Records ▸
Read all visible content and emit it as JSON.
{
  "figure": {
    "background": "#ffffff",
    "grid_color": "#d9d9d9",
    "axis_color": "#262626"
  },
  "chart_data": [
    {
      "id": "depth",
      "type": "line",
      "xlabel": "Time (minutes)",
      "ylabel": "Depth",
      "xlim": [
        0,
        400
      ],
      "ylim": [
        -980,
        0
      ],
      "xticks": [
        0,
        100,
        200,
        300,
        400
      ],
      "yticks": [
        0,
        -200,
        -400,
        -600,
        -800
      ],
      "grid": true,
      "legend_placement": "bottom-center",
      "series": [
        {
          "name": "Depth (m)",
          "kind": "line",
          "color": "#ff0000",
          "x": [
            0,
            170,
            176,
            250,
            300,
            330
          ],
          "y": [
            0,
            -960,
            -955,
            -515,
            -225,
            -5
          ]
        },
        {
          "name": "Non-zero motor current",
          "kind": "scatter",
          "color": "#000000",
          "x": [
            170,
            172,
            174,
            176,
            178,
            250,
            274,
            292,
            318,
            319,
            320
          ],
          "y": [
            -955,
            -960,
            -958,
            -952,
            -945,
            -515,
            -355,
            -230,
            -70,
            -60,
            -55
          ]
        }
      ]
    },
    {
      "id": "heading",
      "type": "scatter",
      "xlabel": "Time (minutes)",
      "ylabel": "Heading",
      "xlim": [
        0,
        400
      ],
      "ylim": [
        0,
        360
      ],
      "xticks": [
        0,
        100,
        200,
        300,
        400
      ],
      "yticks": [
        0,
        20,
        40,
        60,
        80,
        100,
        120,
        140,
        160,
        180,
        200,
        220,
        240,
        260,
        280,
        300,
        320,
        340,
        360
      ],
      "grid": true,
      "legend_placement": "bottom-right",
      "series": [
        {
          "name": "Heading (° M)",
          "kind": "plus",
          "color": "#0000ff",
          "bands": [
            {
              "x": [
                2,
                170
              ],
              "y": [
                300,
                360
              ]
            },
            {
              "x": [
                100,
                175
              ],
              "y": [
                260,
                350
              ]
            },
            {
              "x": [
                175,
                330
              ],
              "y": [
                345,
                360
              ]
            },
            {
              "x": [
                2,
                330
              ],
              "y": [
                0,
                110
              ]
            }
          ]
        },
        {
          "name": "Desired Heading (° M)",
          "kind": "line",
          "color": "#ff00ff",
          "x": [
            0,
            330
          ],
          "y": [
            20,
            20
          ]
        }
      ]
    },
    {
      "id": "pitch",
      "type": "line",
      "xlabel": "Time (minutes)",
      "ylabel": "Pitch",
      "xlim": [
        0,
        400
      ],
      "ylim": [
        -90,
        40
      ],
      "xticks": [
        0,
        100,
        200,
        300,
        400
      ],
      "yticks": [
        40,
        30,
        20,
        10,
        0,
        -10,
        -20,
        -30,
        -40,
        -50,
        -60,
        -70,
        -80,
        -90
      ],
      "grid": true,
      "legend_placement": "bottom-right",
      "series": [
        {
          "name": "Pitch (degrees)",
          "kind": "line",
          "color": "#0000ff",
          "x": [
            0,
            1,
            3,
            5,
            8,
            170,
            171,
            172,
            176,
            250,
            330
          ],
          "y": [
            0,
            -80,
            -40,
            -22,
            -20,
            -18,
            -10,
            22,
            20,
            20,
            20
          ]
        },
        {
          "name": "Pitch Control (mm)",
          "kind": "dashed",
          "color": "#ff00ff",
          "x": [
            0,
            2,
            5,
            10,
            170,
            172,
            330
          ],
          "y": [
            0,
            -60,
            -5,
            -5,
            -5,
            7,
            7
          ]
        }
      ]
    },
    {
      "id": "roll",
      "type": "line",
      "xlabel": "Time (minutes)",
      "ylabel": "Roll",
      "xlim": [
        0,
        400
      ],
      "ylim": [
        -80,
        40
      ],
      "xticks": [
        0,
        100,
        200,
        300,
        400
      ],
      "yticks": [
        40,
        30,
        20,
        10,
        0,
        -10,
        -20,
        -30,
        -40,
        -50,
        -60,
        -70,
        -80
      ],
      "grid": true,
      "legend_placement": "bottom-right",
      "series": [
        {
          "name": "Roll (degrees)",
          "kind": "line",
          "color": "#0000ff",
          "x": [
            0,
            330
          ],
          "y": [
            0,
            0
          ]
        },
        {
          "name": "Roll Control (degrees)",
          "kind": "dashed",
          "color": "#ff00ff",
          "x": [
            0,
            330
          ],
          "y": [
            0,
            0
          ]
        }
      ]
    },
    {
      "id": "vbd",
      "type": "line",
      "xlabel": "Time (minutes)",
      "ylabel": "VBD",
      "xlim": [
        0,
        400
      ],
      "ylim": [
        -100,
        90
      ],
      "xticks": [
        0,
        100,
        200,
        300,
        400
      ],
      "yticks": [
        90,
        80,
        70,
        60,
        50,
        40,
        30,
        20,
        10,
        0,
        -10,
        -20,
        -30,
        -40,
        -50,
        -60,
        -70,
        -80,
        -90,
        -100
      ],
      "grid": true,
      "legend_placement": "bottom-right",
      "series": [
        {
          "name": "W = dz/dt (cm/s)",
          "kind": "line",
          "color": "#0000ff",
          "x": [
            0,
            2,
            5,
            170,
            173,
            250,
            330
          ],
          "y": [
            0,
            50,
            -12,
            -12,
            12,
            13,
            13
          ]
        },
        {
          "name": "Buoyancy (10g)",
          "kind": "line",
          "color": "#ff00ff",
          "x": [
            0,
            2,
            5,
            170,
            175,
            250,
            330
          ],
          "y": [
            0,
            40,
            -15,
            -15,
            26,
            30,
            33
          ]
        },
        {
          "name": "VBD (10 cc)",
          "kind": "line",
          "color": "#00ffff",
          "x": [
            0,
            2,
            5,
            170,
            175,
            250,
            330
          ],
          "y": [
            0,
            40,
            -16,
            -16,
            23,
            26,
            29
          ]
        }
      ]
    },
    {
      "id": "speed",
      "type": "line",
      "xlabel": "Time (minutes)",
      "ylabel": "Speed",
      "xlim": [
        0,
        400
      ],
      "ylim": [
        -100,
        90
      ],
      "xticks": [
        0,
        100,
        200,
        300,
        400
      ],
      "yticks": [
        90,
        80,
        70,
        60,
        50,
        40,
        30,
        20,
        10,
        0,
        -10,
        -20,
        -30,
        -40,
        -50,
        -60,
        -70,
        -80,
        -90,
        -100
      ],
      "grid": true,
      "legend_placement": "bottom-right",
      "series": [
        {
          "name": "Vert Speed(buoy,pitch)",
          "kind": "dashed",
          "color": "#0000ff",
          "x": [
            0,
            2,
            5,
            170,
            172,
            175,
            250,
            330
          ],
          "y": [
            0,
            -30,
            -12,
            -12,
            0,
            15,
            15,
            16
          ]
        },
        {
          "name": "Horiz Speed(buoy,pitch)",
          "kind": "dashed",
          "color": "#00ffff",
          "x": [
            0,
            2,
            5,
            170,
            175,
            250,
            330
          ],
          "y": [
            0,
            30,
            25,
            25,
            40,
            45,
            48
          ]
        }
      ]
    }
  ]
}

Exercise objective ▸ Repeat every line of the data, exactly and in full.

Result below ▸
Read all visible content and emit it as JSON.
{
  "figure": {
    "background": "#ffffff",
    "grid_color": "#d9d9d9",
    "axis_color": "#262626"
  },
  "chart_data": [
    {
      "id": "depth",
      "type": "line",
      "xlabel": "Time (minutes)",
      "ylabel": "Depth",
      "xlim": [
        0,
        400
      ],
      "ylim": [
        -980,
        0
      ],
      "xticks": [
        0,
        100,
        200,
        300,
        400
      ],
      "yticks": [
        0,
        -200,
        -400,
        -600,
        -800
      ],
      "grid": true,
      "legend_placement": "bottom-center",
      "series": [
        {
          "name": "Depth (m)",
          "kind": "line",
          "color": "#ff0000",
          "x": [
            0,
            170,
            176,
            250,
            300,
            330
          ],
          "y": [
            0,
            -960,
            -955,
            -515,
            -225,
            -5
          ]
        },
        {
          "name": "Non-zero motor current",
          "kind": "scatter",
          "color": "#000000",
          "x": [
            170,
            172,
            174,
            176,
            178,
            250,
            274,
            292,
            318,
            319,
            320
          ],
          "y": [
            -955,
            -960,
            -958,
            -952,
            -945,
            -515,
            -355,
            -230,
            -70,
            -60,
            -55
          ]
        }
      ]
    },
    {
      "id": "heading",
      "type": "scatter",
      "xlabel": "Time (minutes)",
      "ylabel": "Heading",
      "xlim": [
        0,
        400
      ],
      "ylim": [
        0,
        360
      ],
      "xticks": [
        0,
        100,
        200,
        300,
        400
      ],
      "yticks": [
        0,
        20,
        40,
        60,
        80,
        100,
        120,
        140,
        160,
        180,
        200,
        220,
        240,
        260,
        280,
        300,
        320,
        340,
        360
      ],
      "grid": true,
      "legend_placement": "bottom-right",
      "series": [
        {
          "name": "Heading (° M)",
          "kind": "plus",
          "color": "#0000ff",
          "bands": [
            {
              "x": [
                2,
                170
              ],
              "y": [
                300,
                360
              ]
            },
            {
              "x": [
                100,
                175
              ],
              "y": [
                260,
                350
              ]
            },
            {
              "x": [
                175,
                330
              ],
              "y": [
                345,
                360
              ]
            },
            {
              "x": [
                2,
                330
              ],
              "y": [
                0,
                110
              ]
            }
          ]
        },
        {
          "name": "Desired Heading (° M)",
          "kind": "line",
          "color": "#ff00ff",
          "x": [
            0,
            330
          ],
          "y": [
            20,
            20
          ]
        }
      ]
    },
    {
      "id": "pitch",
      "type": "line",
      "xlabel": "Time (minutes)",
      "ylabel": "Pitch",
      "xlim": [
        0,
        400
      ],
      "ylim": [
        -90,
        40
      ],
      "xticks": [
        0,
        100,
        200,
        300,
        400
      ],
      "yticks": [
        40,
        30,
        20,
        10,
        0,
        -10,
        -20,
        -30,
        -40,
        -50,
        -60,
        -70,
        -80,
        -90
      ],
      "grid": true,
      "legend_placement": "bottom-right",
      "series": [
        {
          "name": "Pitch (degrees)",
          "kind": "line",
          "color": "#0000ff",
          "x": [
            0,
            1,
            3,
            5,
            8,
            170,
            171,
            172,
            176,
            250,
            330
          ],
          "y": [
            0,
            -80,
            -40,
            -22,
            -20,
            -18,
            -10,
            22,
            20,
            20,
            20
          ]
        },
        {
          "name": "Pitch Control (mm)",
          "kind": "dashed",
          "color": "#ff00ff",
          "x": [
            0,
            2,
            5,
            10,
            170,
            172,
            330
          ],
          "y": [
            0,
            -60,
            -5,
            -5,
            -5,
            7,
            7
          ]
        }
      ]
    },
    {
      "id": "roll",
      "type": "line",
      "xlabel": "Time (minutes)",
      "ylabel": "Roll",
      "xlim": [
        0,
        400
      ],
      "ylim": [
        -80,
        40
      ],
      "xticks": [
        0,
        100,
        200,
        300,
        400
      ],
      "yticks": [
        40,
        30,
        20,
        10,
        0,
        -10,
        -20,
        -30,
        -40,
        -50,
        -60,
        -70,
        -80
      ],
      "grid": true,
      "legend_placement": "bottom-right",
      "series": [
        {
          "name": "Roll (degrees)",
          "kind": "line",
          "color": "#0000ff",
          "x": [
            0,
            330
          ],
          "y": [
            0,
            0
          ]
        },
        {
          "name": "Roll Control (degrees)",
          "kind": "dashed",
          "color": "#ff00ff",
          "x": [
            0,
            330
          ],
          "y": [
            0,
            0
          ]
        }
      ]
    },
    {
      "id": "vbd",
      "type": "line",
      "xlabel": "Time (minutes)",
      "ylabel": "VBD",
      "xlim": [
        0,
        400
      ],
      "ylim": [
        -100,
        90
      ],
      "xticks": [
        0,
        100,
        200,
        300,
        400
      ],
      "yticks": [
        90,
        80,
        70,
        60,
        50,
        40,
        30,
        20,
        10,
        0,
        -10,
        -20,
        -30,
        -40,
        -50,
        -60,
        -70,
        -80,
        -90,
        -100
      ],
      "grid": true,
      "legend_placement": "bottom-right",
      "series": [
        {
          "name": "W = dz/dt (cm/s)",
          "kind": "line",
          "color": "#0000ff",
          "x": [
            0,
            2,
            5,
            170,
            173,
            250,
            330
          ],
          "y": [
            0,
            50,
            -12,
            -12,
            12,
            13,
            13
          ]
        },
        {
          "name": "Buoyancy (10g)",
          "kind": "line",
          "color": "#ff00ff",
          "x": [
            0,
            2,
            5,
            170,
            175,
            250,
            330
          ],
          "y": [
            0,
            40,
            -15,
            -15,
            26,
            30,
            33
          ]
        },
        {
          "name": "VBD (10 cc)",
          "kind": "line",
          "color": "#00ffff",
          "x": [
            0,
            2,
            5,
            170,
            175,
            250,
            330
          ],
          "y": [
            0,
            40,
            -16,
            -16,
            23,
            26,
            29
          ]
        }
      ]
    },
    {
      "id": "speed",
      "type": "line",
      "xlabel": "Time (minutes)",
      "ylabel": "Speed",
      "xlim": [
        0,
        400
      ],
      "ylim": [
        -100,
        90
      ],
      "xticks": [
        0,
        100,
        200,
        300,
        400
      ],
      "yticks": [
        90,
        80,
        70,
        60,
        50,
        40,
        30,
        20,
        10,
        0,
        -10,
        -20,
        -30,
        -40,
        -50,
        -60,
        -70,
        -80,
        -90,
        -100
      ],
      "grid": true,
      "legend_placement": "bottom-right",
      "series": [
        {
          "name": "Vert Speed(buoy,pitch)",
          "kind": "dashed",
          "color": "#0000ff",
          "x": [
            0,
            2,
            5,
            170,
            172,
            175,
            250,
            330
          ],
          "y": [
            0,
            -30,
            -12,
            -12,
            0,
            15,
            15,
            16
          ]
        },
        {
          "name": "Horiz Speed(buoy,pitch)",
          "kind": "dashed",
          "color": "#00ffff",
          "x": [
            0,
            2,
            5,
            170,
            175,
            250,
            330
          ],
          "y": [
            0,
            30,
            25,
            25,
            40,
            45,
            48
          ]
        }
      ]
    }
  ]
}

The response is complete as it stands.